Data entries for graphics

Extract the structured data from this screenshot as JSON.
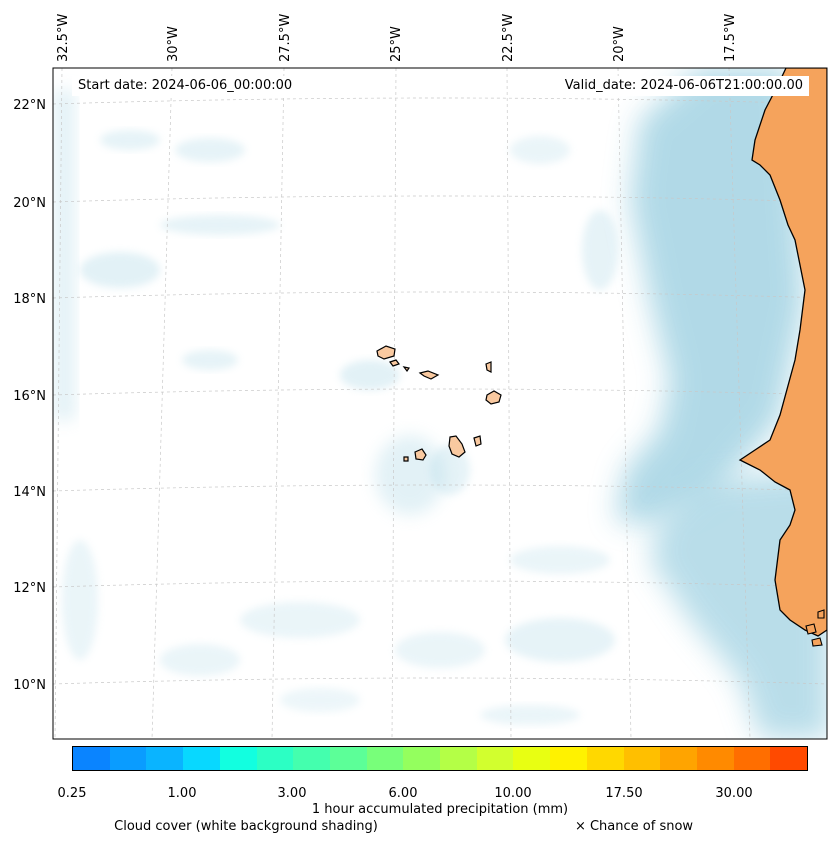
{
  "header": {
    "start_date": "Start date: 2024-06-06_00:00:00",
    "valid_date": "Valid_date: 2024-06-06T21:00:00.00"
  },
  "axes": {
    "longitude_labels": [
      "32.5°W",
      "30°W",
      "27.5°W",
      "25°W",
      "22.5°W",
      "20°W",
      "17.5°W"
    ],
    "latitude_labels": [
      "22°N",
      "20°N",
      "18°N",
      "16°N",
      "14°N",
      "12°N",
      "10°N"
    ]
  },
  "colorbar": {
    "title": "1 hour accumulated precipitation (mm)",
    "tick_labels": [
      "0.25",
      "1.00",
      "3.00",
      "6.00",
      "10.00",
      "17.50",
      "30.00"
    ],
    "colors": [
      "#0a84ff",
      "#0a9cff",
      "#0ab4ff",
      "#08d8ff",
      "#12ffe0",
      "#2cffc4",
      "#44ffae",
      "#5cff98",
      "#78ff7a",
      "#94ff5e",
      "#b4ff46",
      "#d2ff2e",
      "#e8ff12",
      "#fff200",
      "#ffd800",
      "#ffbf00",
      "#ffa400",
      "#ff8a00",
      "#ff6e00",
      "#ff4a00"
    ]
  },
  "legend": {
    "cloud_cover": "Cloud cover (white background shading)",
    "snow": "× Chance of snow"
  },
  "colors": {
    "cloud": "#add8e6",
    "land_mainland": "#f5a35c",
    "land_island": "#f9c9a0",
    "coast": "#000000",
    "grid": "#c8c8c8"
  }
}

...

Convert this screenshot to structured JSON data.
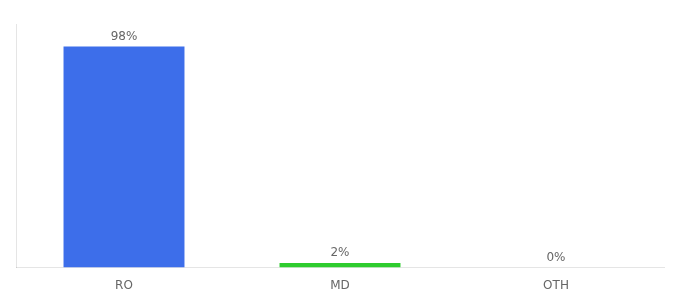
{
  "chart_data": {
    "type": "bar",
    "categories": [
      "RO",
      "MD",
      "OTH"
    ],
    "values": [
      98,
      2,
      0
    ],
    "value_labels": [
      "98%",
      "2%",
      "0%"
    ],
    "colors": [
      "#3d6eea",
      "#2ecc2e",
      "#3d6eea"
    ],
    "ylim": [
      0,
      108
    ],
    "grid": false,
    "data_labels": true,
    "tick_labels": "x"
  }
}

• _Short task_
Copy each line above that contains the string "screenshot".

• _Correct response_
Extract the structured data from this screenshot as JSON.
Convert this screenshot to structured JSON data.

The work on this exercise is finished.